▶ **EXERCISE SET**:
[A] Set down the stretch of the passage on life after reality TV from "It’s been ten" through "react to it." word for word.
[B] In the passage on life after reality TV, what was the writer obligated to complete after filming?

▶ **EXCERPT**:
■ ■ ■ ■

It’s been ten years since my reality tv experience, and I’m *still* hearing this question. It’s interesting because one of the things I talk about with my Stripper Friends is that ‘if you keep hearing a phrase you don’t really enjoy, you might want to come up with a few good responses”. I could have taken my own advice ages ago, but I guess it’s better late than never.
I understand that there are people who watch tv, might not realize the release date, and then choose to ‘check in’ on where I’m at now. They are not just confused, but frustrated. I see how they may have emotionally invested in me, and created a projection of a future in food for me, only to have this ‘fantasy’ bubble burst. They’re not wrong for feeling these things, I get it. The problem lies in how they react to it.
There is no ‘requirement’ to pursue a career in food once appearing on the show. Many people also confuse the show I was on with the show that includes a contract to work in a restaurant. The only thing I was obligated to complete after filming was my cookbook, and the cruise.
I readily and often admit that I did not represent Strippers or my Club experience in a way that truly reflected my feelings. I was afraid of the reactions from the innumerable people that didn’t know I was working in clubs. I handled that poorly, and I am sorry. I have secured titles for being an exemplary Entertainer, I have a degree in Performance, my favorite place in the world is on a stage. But I had no experience or exposure to mass media or a platform of such size. Please remember that ten years ago, Stripping was *incredibly* stigmatized. It still is, but we have come a long way in changing that perspective.

■ ■ ■ ■

▶ **DATA BLOCK**:

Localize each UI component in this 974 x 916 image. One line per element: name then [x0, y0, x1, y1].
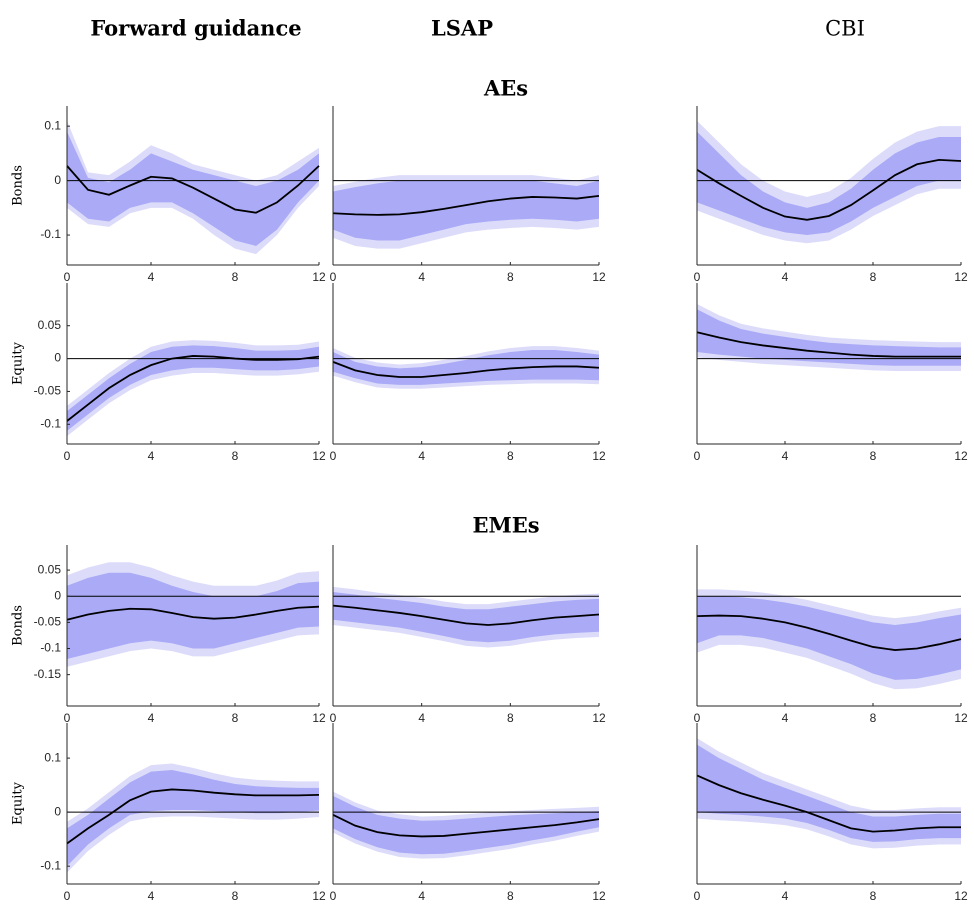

■ ■ ■ ■

▶ **ANSWERS BY TASK**:
[A]
It’s been ten years since my reality tv experience, and I’m *still* hearing this question. It’s interesting because one of the things I talk about with my Stripper Friends is that ‘if you keep hearing a phrase you don’t really enjoy, you might want to come up with a few good responses”. I could have taken my own advice ages ago, but I guess it’s better late than never.
I understand that there are people who watch tv, might not realize the release date, and then choose to ‘check in’ on where I’m at now. They are not just confused, but frustrated. I see how they may have emotionally invested in me, and created a projection of a future in food for me, only to have this ‘fantasy’ bubble burst. They’re not wrong for feeling these things, I get it. The problem lies in how they react to it.

[B] The writer's cookbook and the cruise.